- TO DO -
Locate the line with "Transcribe the text in this document." in the material. Copy that line and each one after it, through the last, exactly and with nothing else.

(Stored entries)
────────────────────

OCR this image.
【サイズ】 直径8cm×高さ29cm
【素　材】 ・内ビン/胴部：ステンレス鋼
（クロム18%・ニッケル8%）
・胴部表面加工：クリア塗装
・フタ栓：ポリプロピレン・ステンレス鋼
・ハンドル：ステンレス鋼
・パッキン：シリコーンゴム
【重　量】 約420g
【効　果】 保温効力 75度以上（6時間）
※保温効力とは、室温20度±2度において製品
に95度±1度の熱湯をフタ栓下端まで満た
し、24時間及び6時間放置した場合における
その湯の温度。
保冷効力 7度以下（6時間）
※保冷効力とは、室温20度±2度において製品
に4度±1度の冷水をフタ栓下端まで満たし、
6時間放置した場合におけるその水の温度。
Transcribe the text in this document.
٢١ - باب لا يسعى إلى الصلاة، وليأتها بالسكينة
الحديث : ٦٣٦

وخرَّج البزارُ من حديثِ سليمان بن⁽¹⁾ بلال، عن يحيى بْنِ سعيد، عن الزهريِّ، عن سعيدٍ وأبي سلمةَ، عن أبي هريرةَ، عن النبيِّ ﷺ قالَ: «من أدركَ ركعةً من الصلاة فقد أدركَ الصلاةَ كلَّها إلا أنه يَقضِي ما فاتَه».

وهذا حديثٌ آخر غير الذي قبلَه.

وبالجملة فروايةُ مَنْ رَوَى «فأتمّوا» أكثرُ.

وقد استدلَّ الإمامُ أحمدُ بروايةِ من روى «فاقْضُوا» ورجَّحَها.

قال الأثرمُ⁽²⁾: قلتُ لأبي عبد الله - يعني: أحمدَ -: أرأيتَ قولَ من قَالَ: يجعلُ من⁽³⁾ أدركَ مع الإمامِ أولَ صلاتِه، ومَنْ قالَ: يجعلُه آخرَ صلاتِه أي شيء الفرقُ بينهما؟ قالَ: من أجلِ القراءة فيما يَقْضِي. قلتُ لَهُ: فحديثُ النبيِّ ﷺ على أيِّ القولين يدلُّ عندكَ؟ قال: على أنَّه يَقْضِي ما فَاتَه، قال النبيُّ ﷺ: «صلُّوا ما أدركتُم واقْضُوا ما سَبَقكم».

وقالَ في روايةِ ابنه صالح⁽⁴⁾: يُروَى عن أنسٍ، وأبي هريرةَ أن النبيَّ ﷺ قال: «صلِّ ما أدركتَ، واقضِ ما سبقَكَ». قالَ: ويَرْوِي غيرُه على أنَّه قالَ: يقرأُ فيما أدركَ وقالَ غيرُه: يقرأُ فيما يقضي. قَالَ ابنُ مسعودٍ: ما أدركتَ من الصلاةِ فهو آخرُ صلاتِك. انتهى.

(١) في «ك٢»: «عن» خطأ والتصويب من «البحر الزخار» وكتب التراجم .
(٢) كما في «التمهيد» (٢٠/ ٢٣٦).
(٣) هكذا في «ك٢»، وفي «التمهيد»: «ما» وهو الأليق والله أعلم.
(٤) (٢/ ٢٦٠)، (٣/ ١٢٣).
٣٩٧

────────────────────

- RESULT OF THIS TASK -
Transcribe the text in this document.
٢١ - باب لا يسعى إلى الصلاة، وليأتها بالسكينة
الحديث : ٦٣٦

وخرَّج البزارُ من حديثِ سليمان بن⁽¹⁾ بلال، عن يحيى بْنِ سعيد، عن الزهريِّ، عن سعيدٍ وأبي سلمةَ، عن أبي هريرةَ، عن النبيِّ ﷺ قالَ: «من أدركَ ركعةً من الصلاة فقد أدركَ الصلاةَ كلَّها إلا أنه يَقضِي ما فاتَه».

وهذا حديثٌ آخر غير الذي قبلَه.

وبالجملة فروايةُ مَنْ رَوَى «فأتمّوا» أكثرُ.

وقد استدلَّ الإمامُ أحمدُ بروايةِ من روى «فاقْضُوا» ورجَّحَها.

قال الأثرمُ⁽²⁾: قلتُ لأبي عبد الله - يعني: أحمدَ -: أرأيتَ قولَ من قَالَ: يجعلُ من⁽³⁾ أدركَ مع الإمامِ أولَ صلاتِه، ومَنْ قالَ: يجعلُه آخرَ صلاتِه أي شيء الفرقُ بينهما؟ قالَ: من أجلِ القراءة فيما يَقْضِي. قلتُ لَهُ: فحديثُ النبيِّ ﷺ على أيِّ القولين يدلُّ عندكَ؟ قال: على أنَّه يَقْضِي ما فَاتَه، قال النبيُّ ﷺ: «صلُّوا ما أدركتُم واقْضُوا ما سَبَقكم».

وقالَ في روايةِ ابنه صالح⁽⁴⁾: يُروَى عن أنسٍ، وأبي هريرةَ أن النبيَّ ﷺ قال: «صلِّ ما أدركتَ، واقضِ ما سبقَكَ». قالَ: ويَرْوِي غيرُه على أنَّه قالَ: يقرأُ فيما أدركَ وقالَ غيرُه: يقرأُ فيما يقضي. قَالَ ابنُ مسعودٍ: ما أدركتَ من الصلاةِ فهو آخرُ صلاتِك. انتهى.

(١) في «ك٢»: «عن» خطأ والتصويب من «البحر الزخار» وكتب التراجم .
(٢) كما في «التمهيد» (٢٠/ ٢٣٦).
(٣) هكذا في «ك٢»، وفي «التمهيد»: «ما» وهو الأليق والله أعلم.
(٤) (٢/ ٢٦٠)، (٣/ ١٢٣).
٣٩٧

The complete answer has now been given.